§ **The input**
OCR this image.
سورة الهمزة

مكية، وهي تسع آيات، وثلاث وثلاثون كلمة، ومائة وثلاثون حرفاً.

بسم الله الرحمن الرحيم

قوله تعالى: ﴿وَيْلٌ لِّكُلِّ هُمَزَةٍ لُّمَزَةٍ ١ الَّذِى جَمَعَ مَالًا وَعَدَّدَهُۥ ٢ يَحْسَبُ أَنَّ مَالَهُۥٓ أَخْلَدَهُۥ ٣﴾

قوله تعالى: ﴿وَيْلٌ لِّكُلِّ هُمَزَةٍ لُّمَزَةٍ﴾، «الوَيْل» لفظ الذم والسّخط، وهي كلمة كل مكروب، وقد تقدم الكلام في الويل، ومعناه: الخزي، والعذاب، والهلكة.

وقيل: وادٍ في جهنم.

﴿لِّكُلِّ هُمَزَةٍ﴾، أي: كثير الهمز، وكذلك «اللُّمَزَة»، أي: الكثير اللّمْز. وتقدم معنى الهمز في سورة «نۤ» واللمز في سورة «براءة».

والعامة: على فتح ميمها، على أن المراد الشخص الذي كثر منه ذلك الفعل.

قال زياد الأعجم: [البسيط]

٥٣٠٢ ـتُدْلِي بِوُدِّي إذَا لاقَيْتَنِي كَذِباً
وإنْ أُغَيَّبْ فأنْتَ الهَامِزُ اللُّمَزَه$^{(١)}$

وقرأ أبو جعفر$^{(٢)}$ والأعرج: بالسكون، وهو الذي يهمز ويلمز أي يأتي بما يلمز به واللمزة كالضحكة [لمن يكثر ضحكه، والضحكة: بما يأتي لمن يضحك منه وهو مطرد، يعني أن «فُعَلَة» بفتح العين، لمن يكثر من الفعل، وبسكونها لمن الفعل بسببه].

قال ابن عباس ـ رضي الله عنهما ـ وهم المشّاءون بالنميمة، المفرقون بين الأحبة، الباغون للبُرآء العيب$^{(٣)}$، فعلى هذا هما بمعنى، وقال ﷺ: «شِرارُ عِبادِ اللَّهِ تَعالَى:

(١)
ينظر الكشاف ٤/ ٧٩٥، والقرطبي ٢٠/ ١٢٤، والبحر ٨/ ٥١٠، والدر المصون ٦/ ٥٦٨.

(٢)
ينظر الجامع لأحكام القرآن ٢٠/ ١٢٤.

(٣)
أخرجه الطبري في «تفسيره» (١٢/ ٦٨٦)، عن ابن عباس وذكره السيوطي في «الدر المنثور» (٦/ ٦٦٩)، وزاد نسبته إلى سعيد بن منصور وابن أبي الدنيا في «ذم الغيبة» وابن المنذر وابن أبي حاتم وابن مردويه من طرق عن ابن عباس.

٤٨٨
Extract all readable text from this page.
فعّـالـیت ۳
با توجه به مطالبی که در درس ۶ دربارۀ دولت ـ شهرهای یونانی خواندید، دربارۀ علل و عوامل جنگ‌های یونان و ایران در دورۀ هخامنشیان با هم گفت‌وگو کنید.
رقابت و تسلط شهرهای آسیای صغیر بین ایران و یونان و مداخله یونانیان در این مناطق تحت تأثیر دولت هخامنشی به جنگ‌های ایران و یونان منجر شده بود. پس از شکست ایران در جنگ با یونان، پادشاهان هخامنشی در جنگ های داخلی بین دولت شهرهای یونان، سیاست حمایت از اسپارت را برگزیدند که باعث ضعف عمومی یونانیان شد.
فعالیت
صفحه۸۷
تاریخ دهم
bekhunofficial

§ **Short exercise**
Going through the entries above line by line, work out how many lines include the word "دولت". Only the number is required.

§ **Solution for this problem**
2